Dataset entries
*-*-*
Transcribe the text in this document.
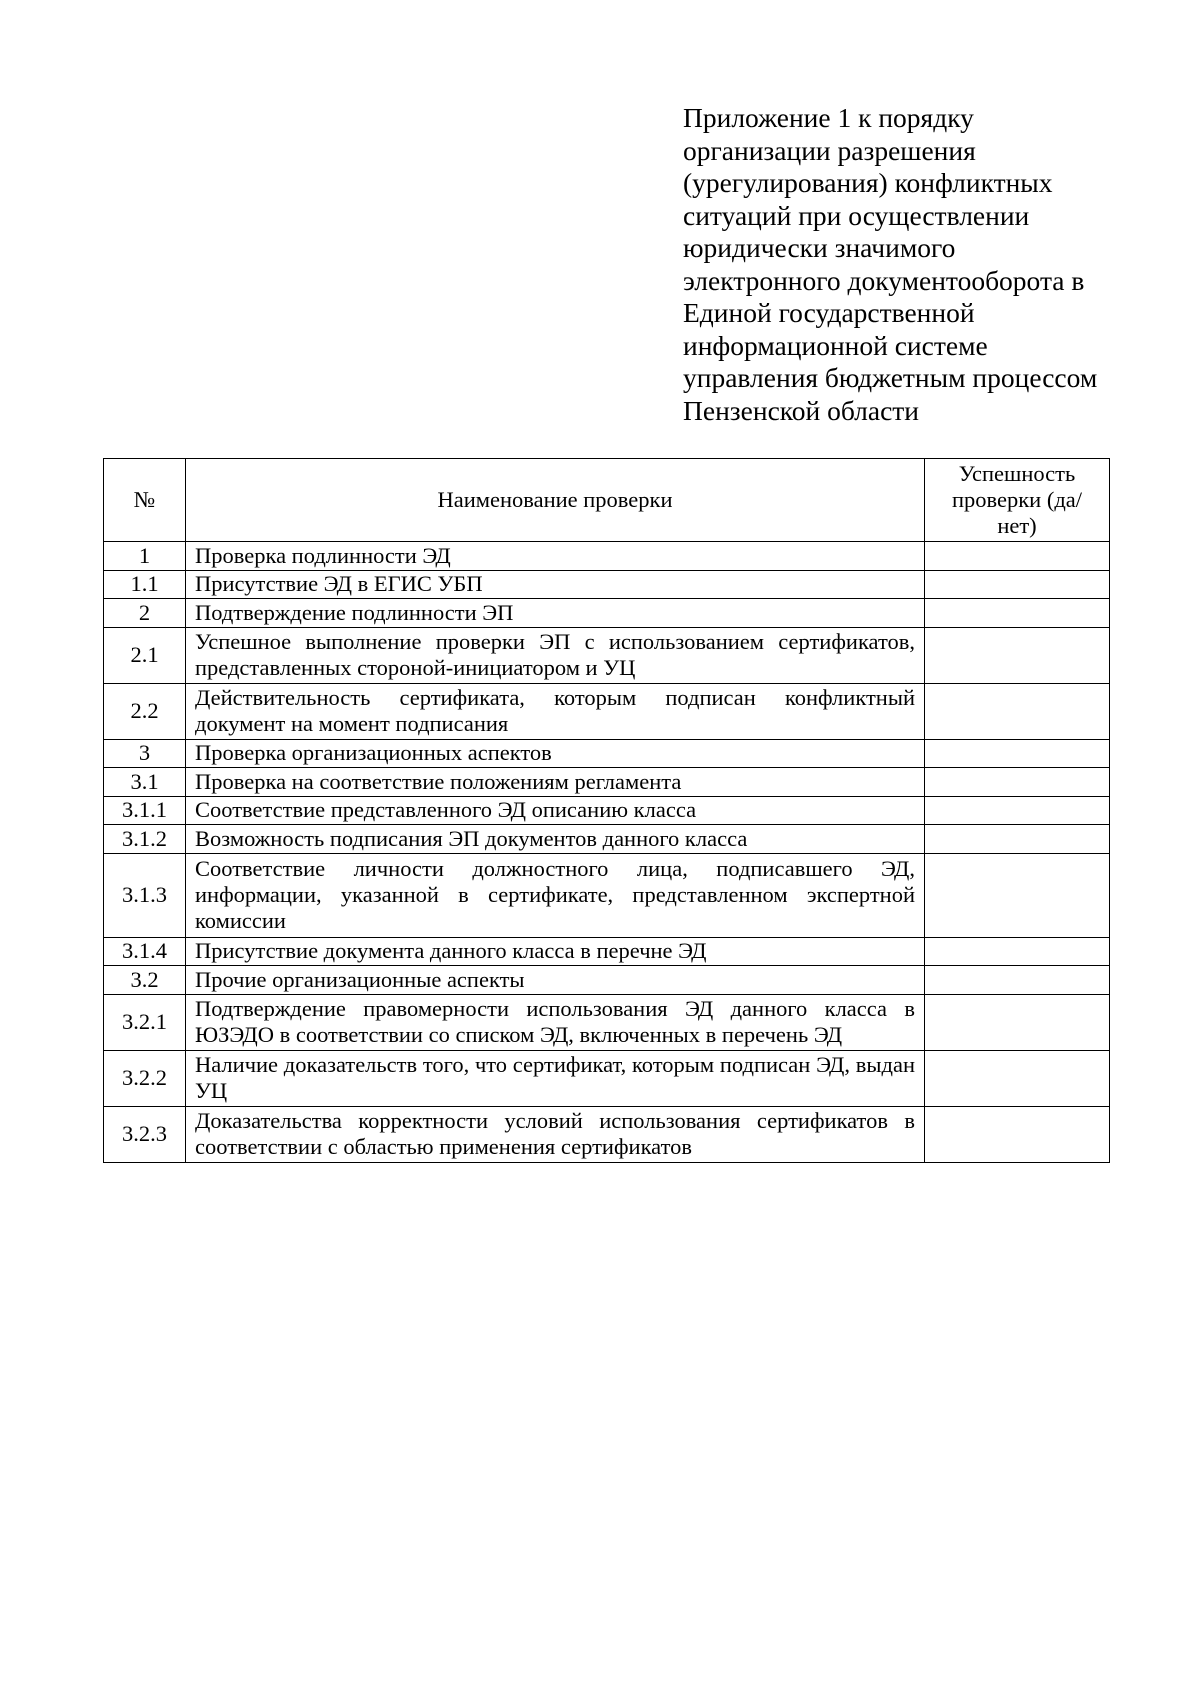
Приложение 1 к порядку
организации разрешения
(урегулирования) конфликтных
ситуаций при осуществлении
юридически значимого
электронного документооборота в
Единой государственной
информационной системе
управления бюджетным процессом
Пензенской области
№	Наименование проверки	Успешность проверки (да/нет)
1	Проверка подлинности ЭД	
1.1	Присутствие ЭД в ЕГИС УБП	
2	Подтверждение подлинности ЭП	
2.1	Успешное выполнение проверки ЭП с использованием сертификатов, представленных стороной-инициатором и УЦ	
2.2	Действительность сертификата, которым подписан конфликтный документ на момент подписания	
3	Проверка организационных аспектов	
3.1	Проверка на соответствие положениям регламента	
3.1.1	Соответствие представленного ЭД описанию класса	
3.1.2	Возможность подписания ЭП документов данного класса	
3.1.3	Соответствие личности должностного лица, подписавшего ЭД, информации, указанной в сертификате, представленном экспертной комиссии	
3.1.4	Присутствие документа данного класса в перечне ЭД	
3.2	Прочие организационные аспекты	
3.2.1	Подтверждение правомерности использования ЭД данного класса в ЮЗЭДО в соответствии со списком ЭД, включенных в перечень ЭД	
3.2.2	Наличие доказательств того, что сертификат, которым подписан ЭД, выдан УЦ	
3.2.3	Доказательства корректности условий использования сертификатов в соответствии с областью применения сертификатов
*-*-*
> _The problem_:
Retype each record exactly as it stands, but do not include the pictures.

> _Worked answer_:
Transcribe the text in this document.
Приложение 1 к порядку
организации разрешения
(урегулирования) конфликтных
ситуаций при осуществлении
юридически значимого
электронного документооборота в
Единой государственной
информационной системе
управления бюджетным процессом
Пензенской области
№	Наименование проверки	Успешность проверки (да/нет)
1	Проверка подлинности ЭД	
1.1	Присутствие ЭД в ЕГИС УБП	
2	Подтверждение подлинности ЭП	
2.1	Успешное выполнение проверки ЭП с использованием сертификатов, представленных стороной-инициатором и УЦ	
2.2	Действительность сертификата, которым подписан конфликтный документ на момент подписания	
3	Проверка организационных аспектов	
3.1	Проверка на соответствие положениям регламента	
3.1.1	Соответствие представленного ЭД описанию класса	
3.1.2	Возможность подписания ЭП документов данного класса	
3.1.3	Соответствие личности должностного лица, подписавшего ЭД, информации, указанной в сертификате, представленном экспертной комиссии	
3.1.4	Присутствие документа данного класса в перечне ЭД	
3.2	Прочие организационные аспекты	
3.2.1	Подтверждение правомерности использования ЭД данного класса в ЮЗЭДО в соответствии со списком ЭД, включенных в перечень ЭД	
3.2.2	Наличие доказательств того, что сертификат, которым подписан ЭД, выдан УЦ	
3.2.3	Доказательства корректности условий использования сертификатов в соответствии с областью применения сертификатов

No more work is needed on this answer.